Rewrite the data from its first line through the line containing "draggable-event[interactable]: ■ UPCOMING", substituting "Janitor" for "Cleaner" and leaving everything else unchanged.

begin RECORD SET

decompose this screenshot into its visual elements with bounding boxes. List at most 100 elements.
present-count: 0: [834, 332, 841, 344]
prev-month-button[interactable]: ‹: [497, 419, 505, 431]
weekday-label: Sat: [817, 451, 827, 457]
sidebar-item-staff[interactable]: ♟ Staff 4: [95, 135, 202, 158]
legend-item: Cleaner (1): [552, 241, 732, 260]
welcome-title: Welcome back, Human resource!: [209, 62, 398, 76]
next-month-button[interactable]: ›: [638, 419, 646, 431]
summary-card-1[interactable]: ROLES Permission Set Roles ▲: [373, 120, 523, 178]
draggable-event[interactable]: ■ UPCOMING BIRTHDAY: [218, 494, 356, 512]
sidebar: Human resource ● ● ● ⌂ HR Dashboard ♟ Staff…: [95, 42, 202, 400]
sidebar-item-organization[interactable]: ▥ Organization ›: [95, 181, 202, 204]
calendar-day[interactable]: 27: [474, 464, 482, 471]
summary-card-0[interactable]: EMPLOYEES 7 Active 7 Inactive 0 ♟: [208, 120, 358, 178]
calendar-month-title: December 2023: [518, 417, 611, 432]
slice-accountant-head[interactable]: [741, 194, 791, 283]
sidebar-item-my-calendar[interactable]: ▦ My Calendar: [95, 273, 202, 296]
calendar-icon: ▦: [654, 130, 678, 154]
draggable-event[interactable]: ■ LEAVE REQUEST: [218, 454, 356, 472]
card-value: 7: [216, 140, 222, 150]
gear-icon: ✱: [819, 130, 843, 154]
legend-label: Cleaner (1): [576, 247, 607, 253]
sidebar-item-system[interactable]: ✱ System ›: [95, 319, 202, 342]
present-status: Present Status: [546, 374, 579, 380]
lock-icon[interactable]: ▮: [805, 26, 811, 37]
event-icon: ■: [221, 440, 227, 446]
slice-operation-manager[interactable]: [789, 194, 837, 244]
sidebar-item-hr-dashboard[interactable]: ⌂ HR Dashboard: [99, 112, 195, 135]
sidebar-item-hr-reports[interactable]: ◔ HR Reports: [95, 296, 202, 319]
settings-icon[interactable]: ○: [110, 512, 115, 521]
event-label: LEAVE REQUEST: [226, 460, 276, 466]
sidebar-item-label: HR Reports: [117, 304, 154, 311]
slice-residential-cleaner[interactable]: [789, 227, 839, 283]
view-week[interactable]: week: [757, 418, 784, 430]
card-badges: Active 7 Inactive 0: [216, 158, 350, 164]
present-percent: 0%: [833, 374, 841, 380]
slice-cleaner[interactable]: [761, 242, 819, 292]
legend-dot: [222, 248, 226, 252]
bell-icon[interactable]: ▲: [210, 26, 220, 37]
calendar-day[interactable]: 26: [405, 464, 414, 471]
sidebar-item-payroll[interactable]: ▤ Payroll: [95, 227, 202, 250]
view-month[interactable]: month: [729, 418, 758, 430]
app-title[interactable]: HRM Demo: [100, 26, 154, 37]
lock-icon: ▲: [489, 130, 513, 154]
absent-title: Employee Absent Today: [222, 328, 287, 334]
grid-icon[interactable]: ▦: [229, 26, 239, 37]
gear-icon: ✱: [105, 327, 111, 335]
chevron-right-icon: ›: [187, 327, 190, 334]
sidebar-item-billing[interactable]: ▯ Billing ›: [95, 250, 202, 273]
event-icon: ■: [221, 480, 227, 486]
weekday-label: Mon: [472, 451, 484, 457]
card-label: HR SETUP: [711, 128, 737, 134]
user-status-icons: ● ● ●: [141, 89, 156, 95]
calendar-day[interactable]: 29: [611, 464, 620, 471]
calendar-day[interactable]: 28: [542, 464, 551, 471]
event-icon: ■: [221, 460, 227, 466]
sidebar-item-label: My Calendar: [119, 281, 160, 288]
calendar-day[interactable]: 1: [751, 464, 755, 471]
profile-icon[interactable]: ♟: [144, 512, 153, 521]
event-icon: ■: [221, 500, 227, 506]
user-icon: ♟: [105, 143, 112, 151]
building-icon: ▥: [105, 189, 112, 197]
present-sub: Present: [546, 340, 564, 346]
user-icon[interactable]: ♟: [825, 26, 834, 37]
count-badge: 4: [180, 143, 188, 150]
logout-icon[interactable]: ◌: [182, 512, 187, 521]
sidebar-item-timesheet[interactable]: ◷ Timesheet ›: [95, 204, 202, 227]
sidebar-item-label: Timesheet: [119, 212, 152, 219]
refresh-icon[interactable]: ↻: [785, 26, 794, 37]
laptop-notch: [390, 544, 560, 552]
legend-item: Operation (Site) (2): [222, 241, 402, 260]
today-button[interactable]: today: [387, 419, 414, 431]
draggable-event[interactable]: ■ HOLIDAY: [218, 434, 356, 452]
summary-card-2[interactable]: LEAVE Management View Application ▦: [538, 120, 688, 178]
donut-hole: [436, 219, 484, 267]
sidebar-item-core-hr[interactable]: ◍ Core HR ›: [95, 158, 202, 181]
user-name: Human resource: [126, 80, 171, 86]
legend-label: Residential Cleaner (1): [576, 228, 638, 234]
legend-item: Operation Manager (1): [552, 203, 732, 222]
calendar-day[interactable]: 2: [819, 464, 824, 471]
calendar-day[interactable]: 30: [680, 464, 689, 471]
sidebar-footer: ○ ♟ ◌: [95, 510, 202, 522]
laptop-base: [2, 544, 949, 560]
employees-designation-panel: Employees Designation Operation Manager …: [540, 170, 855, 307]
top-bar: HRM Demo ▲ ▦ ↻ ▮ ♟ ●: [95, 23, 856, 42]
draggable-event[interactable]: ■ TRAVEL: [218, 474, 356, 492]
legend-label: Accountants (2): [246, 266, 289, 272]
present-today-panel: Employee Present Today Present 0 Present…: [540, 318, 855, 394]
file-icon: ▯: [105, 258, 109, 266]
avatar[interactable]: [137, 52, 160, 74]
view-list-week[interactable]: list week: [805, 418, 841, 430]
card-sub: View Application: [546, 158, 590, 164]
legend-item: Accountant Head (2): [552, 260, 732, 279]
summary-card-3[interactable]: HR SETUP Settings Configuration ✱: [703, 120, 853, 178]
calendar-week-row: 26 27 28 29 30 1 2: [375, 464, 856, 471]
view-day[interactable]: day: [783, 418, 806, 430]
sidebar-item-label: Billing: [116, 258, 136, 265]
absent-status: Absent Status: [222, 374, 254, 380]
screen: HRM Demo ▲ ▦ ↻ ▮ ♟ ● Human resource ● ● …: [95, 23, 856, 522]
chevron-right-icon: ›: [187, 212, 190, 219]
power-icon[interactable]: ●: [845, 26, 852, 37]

end RECORD SET

FINISHED ANSWER:
decompose this screenshot into its visual elements with bounding boxes. List at most 100 elements.
present-count: 0: [834, 332, 841, 344]
prev-month-button[interactable]: ‹: [497, 419, 505, 431]
weekday-label: Sat: [817, 451, 827, 457]
sidebar-item-staff[interactable]: ♟ Staff 4: [95, 135, 202, 158]
legend-item: Janitor (1): [552, 241, 732, 260]
welcome-title: Welcome back, Human resource!: [209, 62, 398, 76]
next-month-button[interactable]: ›: [638, 419, 646, 431]
summary-card-1[interactable]: ROLES Permission Set Roles ▲: [373, 120, 523, 178]
draggable-event[interactable]: ■ UPCOMING BIRTHDAY: [218, 494, 356, 512]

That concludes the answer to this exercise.